#### Task description
Exact reproduction is required for all entries.

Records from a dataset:
....................
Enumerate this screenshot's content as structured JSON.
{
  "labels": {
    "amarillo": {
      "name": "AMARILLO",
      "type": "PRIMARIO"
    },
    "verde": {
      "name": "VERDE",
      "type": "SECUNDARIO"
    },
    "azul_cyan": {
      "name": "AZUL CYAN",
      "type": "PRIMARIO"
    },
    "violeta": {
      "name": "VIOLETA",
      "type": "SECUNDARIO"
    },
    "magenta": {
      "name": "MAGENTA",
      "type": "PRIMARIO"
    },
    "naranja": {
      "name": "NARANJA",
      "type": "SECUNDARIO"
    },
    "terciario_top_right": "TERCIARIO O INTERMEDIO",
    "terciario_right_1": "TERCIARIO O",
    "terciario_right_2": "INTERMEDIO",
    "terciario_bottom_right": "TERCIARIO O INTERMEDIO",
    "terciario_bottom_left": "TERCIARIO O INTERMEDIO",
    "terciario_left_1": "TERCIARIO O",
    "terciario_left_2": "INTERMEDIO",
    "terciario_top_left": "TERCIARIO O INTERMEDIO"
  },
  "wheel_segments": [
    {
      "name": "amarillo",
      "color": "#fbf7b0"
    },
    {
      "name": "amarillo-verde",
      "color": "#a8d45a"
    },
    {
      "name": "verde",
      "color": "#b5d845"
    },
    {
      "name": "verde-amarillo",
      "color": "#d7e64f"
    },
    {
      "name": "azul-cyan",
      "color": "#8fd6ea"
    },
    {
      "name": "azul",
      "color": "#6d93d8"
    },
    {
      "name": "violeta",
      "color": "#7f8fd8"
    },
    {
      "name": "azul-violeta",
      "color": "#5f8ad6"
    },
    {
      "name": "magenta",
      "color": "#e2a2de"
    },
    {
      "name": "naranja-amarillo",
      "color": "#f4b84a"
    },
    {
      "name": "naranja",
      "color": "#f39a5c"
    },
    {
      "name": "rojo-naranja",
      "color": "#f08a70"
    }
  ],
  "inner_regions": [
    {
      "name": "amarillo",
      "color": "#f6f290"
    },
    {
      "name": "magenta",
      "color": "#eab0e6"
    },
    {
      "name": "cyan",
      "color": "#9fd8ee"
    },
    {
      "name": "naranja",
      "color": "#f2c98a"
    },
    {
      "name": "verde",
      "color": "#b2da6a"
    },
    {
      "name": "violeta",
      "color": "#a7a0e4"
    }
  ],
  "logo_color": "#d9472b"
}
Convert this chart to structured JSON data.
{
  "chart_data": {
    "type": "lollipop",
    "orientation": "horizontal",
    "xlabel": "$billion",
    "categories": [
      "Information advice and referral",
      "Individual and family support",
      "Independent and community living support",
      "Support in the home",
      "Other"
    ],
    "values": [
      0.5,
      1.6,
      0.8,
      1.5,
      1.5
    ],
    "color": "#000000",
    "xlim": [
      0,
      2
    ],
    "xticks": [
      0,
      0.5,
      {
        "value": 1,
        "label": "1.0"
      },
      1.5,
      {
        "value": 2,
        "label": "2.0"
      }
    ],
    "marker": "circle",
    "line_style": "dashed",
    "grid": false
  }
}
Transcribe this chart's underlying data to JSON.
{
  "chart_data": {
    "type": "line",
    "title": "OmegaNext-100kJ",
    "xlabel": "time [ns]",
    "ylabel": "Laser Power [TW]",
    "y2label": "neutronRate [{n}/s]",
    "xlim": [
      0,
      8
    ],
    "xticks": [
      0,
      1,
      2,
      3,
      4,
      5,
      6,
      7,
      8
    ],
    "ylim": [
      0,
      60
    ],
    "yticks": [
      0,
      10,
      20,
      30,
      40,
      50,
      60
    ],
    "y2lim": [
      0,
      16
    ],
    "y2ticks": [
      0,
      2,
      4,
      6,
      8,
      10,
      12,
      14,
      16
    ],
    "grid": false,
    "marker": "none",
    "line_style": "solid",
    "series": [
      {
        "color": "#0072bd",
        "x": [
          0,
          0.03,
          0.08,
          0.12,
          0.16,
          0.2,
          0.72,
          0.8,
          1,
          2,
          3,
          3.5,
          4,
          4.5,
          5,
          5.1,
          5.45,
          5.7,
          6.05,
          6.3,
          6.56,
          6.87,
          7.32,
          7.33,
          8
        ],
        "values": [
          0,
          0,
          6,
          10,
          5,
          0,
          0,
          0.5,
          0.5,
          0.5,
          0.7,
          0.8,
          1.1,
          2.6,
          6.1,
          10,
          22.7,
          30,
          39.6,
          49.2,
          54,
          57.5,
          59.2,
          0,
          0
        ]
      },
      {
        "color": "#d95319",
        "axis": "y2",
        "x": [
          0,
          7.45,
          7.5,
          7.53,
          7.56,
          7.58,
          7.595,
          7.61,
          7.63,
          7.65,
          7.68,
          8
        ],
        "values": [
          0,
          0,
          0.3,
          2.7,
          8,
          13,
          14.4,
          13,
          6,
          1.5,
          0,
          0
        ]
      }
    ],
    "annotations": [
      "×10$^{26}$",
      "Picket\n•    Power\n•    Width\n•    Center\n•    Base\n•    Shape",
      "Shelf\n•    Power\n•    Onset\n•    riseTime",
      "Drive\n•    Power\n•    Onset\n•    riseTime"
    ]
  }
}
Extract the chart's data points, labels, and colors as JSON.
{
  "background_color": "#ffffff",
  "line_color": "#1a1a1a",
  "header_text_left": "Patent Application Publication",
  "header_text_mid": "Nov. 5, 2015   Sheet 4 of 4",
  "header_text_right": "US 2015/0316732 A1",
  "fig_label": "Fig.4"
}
....................
#### In response
Enumerate this screenshot's content as structured JSON.
{
  "labels": {
    "amarillo": {
      "name": "AMARILLO",
      "type": "PRIMARIO"
    },
    "verde": {
      "name": "VERDE",
      "type": "SECUNDARIO"
    },
    "azul_cyan": {
      "name": "AZUL CYAN",
      "type": "PRIMARIO"
    },
    "violeta": {
      "name": "VIOLETA",
      "type": "SECUNDARIO"
    },
    "magenta": {
      "name": "MAGENTA",
      "type": "PRIMARIO"
    },
    "naranja": {
      "name": "NARANJA",
      "type": "SECUNDARIO"
    },
    "terciario_top_right": "TERCIARIO O INTERMEDIO",
    "terciario_right_1": "TERCIARIO O",
    "terciario_right_2": "INTERMEDIO",
    "terciario_bottom_right": "TERCIARIO O INTERMEDIO",
    "terciario_bottom_left": "TERCIARIO O INTERMEDIO",
    "terciario_left_1": "TERCIARIO O",
    "terciario_left_2": "INTERMEDIO",
    "terciario_top_left": "TERCIARIO O INTERMEDIO"
  },
  "wheel_segments": [
    {
      "name": "amarillo",
      "color": "#fbf7b0"
    },
    {
      "name": "amarillo-verde",
      "color": "#a8d45a"
    },
    {
      "name": "verde",
      "color": "#b5d845"
    },
    {
      "name": "verde-amarillo",
      "color": "#d7e64f"
    },
    {
      "name": "azul-cyan",
      "color": "#8fd6ea"
    },
    {
      "name": "azul",
      "color": "#6d93d8"
    },
    {
      "name": "violeta",
      "color": "#7f8fd8"
    },
    {
      "name": "azul-violeta",
      "color": "#5f8ad6"
    },
    {
      "name": "magenta",
      "color": "#e2a2de"
    },
    {
      "name": "naranja-amarillo",
      "color": "#f4b84a"
    },
    {
      "name": "naranja",
      "color": "#f39a5c"
    },
    {
      "name": "rojo-naranja",
      "color": "#f08a70"
    }
  ],
  "inner_regions": [
    {
      "name": "amarillo",
      "color": "#f6f290"
    },
    {
      "name": "magenta",
      "color": "#eab0e6"
    },
    {
      "name": "cyan",
      "color": "#9fd8ee"
    },
    {
      "name": "naranja",
      "color": "#f2c98a"
    },
    {
      "name": "verde",
      "color": "#b2da6a"
    },
    {
      "name": "violeta",
      "color": "#a7a0e4"
    }
  ],
  "logo_color": "#d9472b"
}
Convert this chart to structured JSON data.
{
  "chart_data": {
    "type": "lollipop",
    "orientation": "horizontal",
    "xlabel": "$billion",
    "categories": [
      "Information advice and referral",
      "Individual and family support",
      "Independent and community living support",
      "Support in the home",
      "Other"
    ],
    "values": [
      0.5,
      1.6,
      0.8,
      1.5,
      1.5
    ],
    "color": "#000000",
    "xlim": [
      0,
      2
    ],
    "xticks": [
      0,
      0.5,
      {
        "value": 1,
        "label": "1.0"
      },
      1.5,
      {
        "value": 2,
        "label": "2.0"
      }
    ],
    "marker": "circle",
    "line_style": "dashed",
    "grid": false
  }
}
Transcribe this chart's underlying data to JSON.
{
  "chart_data": {
    "type": "line",
    "title": "OmegaNext-100kJ",
    "xlabel": "time [ns]",
    "ylabel": "Laser Power [TW]",
    "y2label": "neutronRate [{n}/s]",
    "xlim": [
      0,
      8
    ],
    "xticks": [
      0,
      1,
      2,
      3,
      4,
      5,
      6,
      7,
      8
    ],
    "ylim": [
      0,
      60
    ],
    "yticks": [
      0,
      10,
      20,
      30,
      40,
      50,
      60
    ],
    "y2lim": [
      0,
      16
    ],
    "y2ticks": [
      0,
      2,
      4,
      6,
      8,
      10,
      12,
      14,
      16
    ],
    "grid": false,
    "marker": "none",
    "line_style": "solid",
    "series": [
      {
        "color": "#0072bd",
        "x": [
          0,
          0.03,
          0.08,
          0.12,
          0.16,
          0.2,
          0.72,
          0.8,
          1,
          2,
          3,
          3.5,
          4,
          4.5,
          5,
          5.1,
          5.45,
          5.7,
          6.05,
          6.3,
          6.56,
          6.87,
          7.32,
          7.33,
          8
        ],
        "values": [
          0,
          0,
          6,
          10,
          5,
          0,
          0,
          0.5,
          0.5,
          0.5,
          0.7,
          0.8,
          1.1,
          2.6,
          6.1,
          10,
          22.7,
          30,
          39.6,
          49.2,
          54,
          57.5,
          59.2,
          0,
          0
        ]
      },
      {
        "color": "#d95319",
        "axis": "y2",
        "x": [
          0,
          7.45,
          7.5,
          7.53,
          7.56,
          7.58,
          7.595,
          7.61,
          7.63,
          7.65,
          7.68,
          8
        ],
        "values": [
          0,
          0,
          0.3,
          2.7,
          8,
          13,
          14.4,
          13,
          6,
          1.5,
          0,
          0
        ]
      }
    ],
    "annotations": [
      "×10$^{26}$",
      "Picket\n•    Power\n•    Width\n•    Center\n•    Base\n•    Shape",
      "Shelf\n•    Power\n•    Onset\n•    riseTime",
      "Drive\n•    Power\n•    Onset\n•    riseTime"
    ]
  }
}
Extract the chart's data points, labels, and colors as JSON.
{
  "background_color": "#ffffff",
  "line_color": "#1a1a1a",
  "header_text_left": "Patent Application Publication",
  "header_text_mid": "Nov. 5, 2015   Sheet 4 of 4",
  "header_text_right": "US 2015/0316732 A1",
  "fig_label": "Fig.4"
}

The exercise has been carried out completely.